Records provided:

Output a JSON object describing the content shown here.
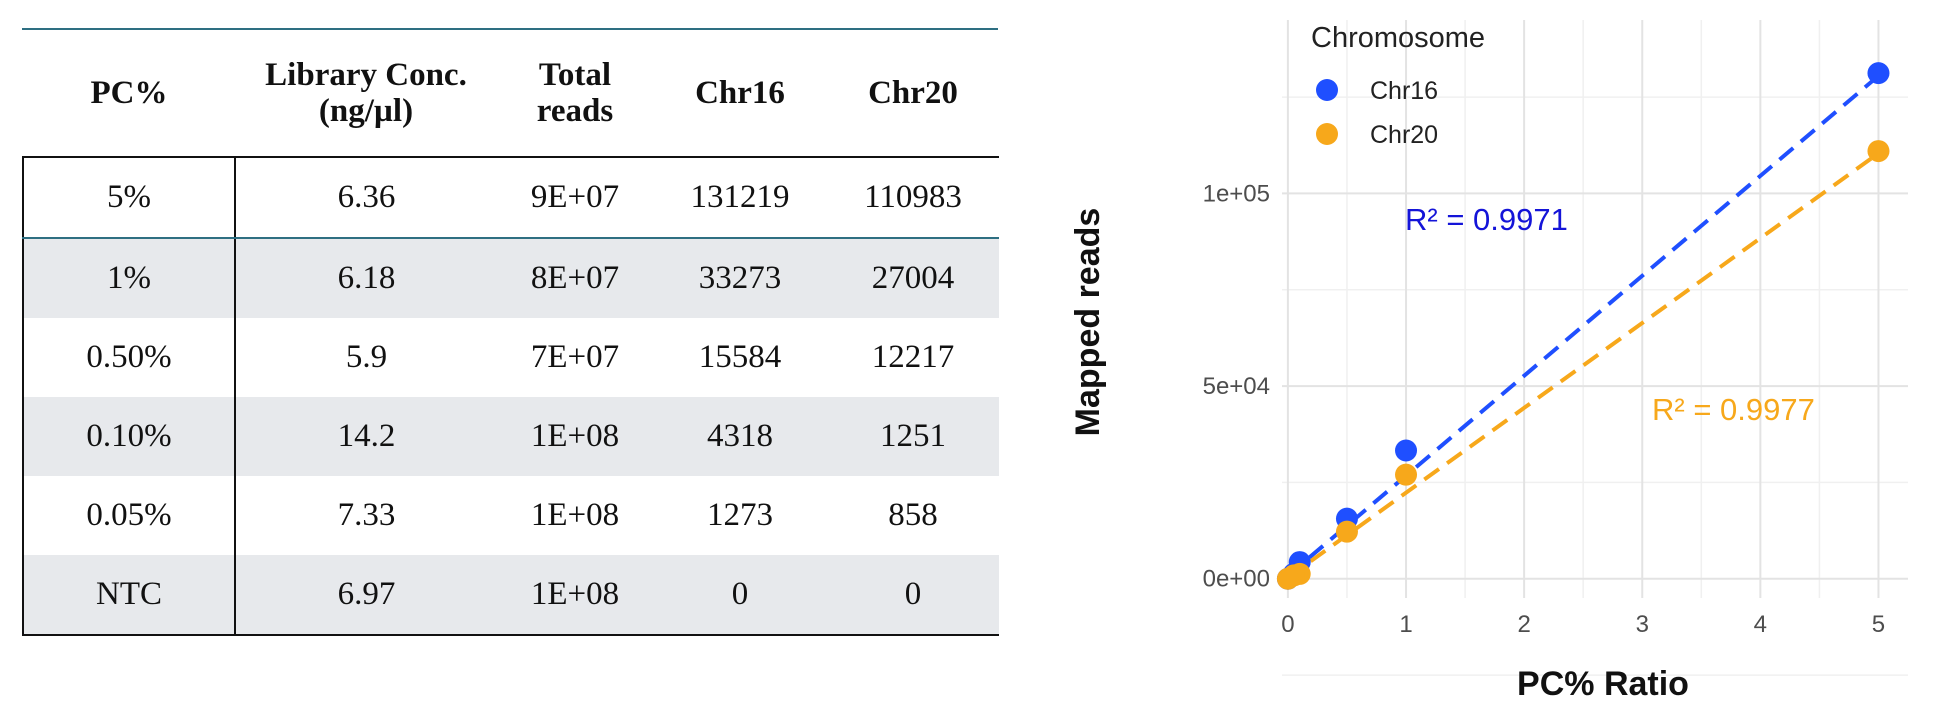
{
  "table": {
    "headers": [
      "PC%",
      "Library Conc. (ng/µl)",
      "Total reads",
      "Chr16",
      "Chr20"
    ],
    "rows": [
      [
        "5%",
        "6.36",
        "9E+07",
        "131219",
        "110983"
      ],
      [
        "1%",
        "6.18",
        "8E+07",
        "33273",
        "27004"
      ],
      [
        "0.50%",
        "5.9",
        "7E+07",
        "15584",
        "12217"
      ],
      [
        "0.10%",
        "14.2",
        "1E+08",
        "4318",
        "1251"
      ],
      [
        "0.05%",
        "7.33",
        "1E+08",
        "1273",
        "858"
      ],
      [
        "NTC",
        "6.97",
        "1E+08",
        "0",
        "0"
      ]
    ]
  },
  "chart_data": {
    "type": "scatter",
    "title": "",
    "xlabel": "PC% Ratio",
    "ylabel": "Mapped reads",
    "xlim": [
      -0.05,
      5.25
    ],
    "ylim": [
      -5000,
      145000
    ],
    "xticks": [
      0,
      1,
      2,
      3,
      4,
      5
    ],
    "xtick_labels": [
      "0",
      "1",
      "2",
      "3",
      "4",
      "5"
    ],
    "yticks": [
      0,
      50000,
      100000
    ],
    "ytick_labels": [
      "0e+00",
      "5e+04",
      "1e+05"
    ],
    "grid": true,
    "legend": {
      "title": "Chromosome",
      "position": "top-left"
    },
    "series": [
      {
        "name": "Chr16",
        "color": "#1f4fff",
        "x": [
          5,
          1,
          0.5,
          0.1,
          0.05,
          0
        ],
        "y": [
          131219,
          33273,
          15584,
          4318,
          1273,
          0
        ],
        "fit": {
          "style": "dashed",
          "x": [
            0,
            5
          ],
          "y": [
            800,
            130500
          ]
        },
        "annotation": "R² = 0.9971"
      },
      {
        "name": "Chr20",
        "color": "#f7a81b",
        "x": [
          5,
          1,
          0.5,
          0.1,
          0.05,
          0
        ],
        "y": [
          110983,
          27004,
          12217,
          1251,
          858,
          0
        ],
        "fit": {
          "style": "dashed",
          "x": [
            0,
            5
          ],
          "y": [
            300,
            110400
          ]
        },
        "annotation": "R² = 0.9977"
      }
    ]
  }
}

Exercise:
Make an exact copy of the records shown above, without the pictures.

Written answer:
Output a JSON object describing the content shown here.
{
  "table": {
    "headers": [
      "PC%",
      "Library Conc. (ng/µl)",
      "Total reads",
      "Chr16",
      "Chr20"
    ],
    "rows": [
      [
        "5%",
        "6.36",
        "9E+07",
        "131219",
        "110983"
      ],
      [
        "1%",
        "6.18",
        "8E+07",
        "33273",
        "27004"
      ],
      [
        "0.50%",
        "5.9",
        "7E+07",
        "15584",
        "12217"
      ],
      [
        "0.10%",
        "14.2",
        "1E+08",
        "4318",
        "1251"
      ],
      [
        "0.05%",
        "7.33",
        "1E+08",
        "1273",
        "858"
      ],
      [
        "NTC",
        "6.97",
        "1E+08",
        "0",
        "0"
      ]
    ]
  },
  "chart_data": {
    "type": "scatter",
    "title": "",
    "xlabel": "PC% Ratio",
    "ylabel": "Mapped reads",
    "xlim": [
      -0.05,
      5.25
    ],
    "ylim": [
      -5000,
      145000
    ],
    "xticks": [
      0,
      1,
      2,
      3,
      4,
      5
    ],
    "xtick_labels": [
      "0",
      "1",
      "2",
      "3",
      "4",
      "5"
    ],
    "yticks": [
      0,
      50000,
      100000
    ],
    "ytick_labels": [
      "0e+00",
      "5e+04",
      "1e+05"
    ],
    "grid": true,
    "legend": {
      "title": "Chromosome",
      "position": "top-left"
    },
    "series": [
      {
        "name": "Chr16",
        "color": "#1f4fff",
        "x": [
          5,
          1,
          0.5,
          0.1,
          0.05,
          0
        ],
        "y": [
          131219,
          33273,
          15584,
          4318,
          1273,
          0
        ],
        "fit": {
          "style": "dashed",
          "x": [
            0,
            5
          ],
          "y": [
            800,
            130500
          ]
        },
        "annotation": "R² = 0.9971"
      },
      {
        "name": "Chr20",
        "color": "#f7a81b",
        "x": [
          5,
          1,
          0.5,
          0.1,
          0.05,
          0
        ],
        "y": [
          110983,
          27004,
          12217,
          1251,
          858,
          0
        ],
        "fit": {
          "style": "dashed",
          "x": [
            0,
            5
          ],
          "y": [
            300,
            110400
          ]
        },
        "annotation": "R² = 0.9977"
      }
    ]
  }
}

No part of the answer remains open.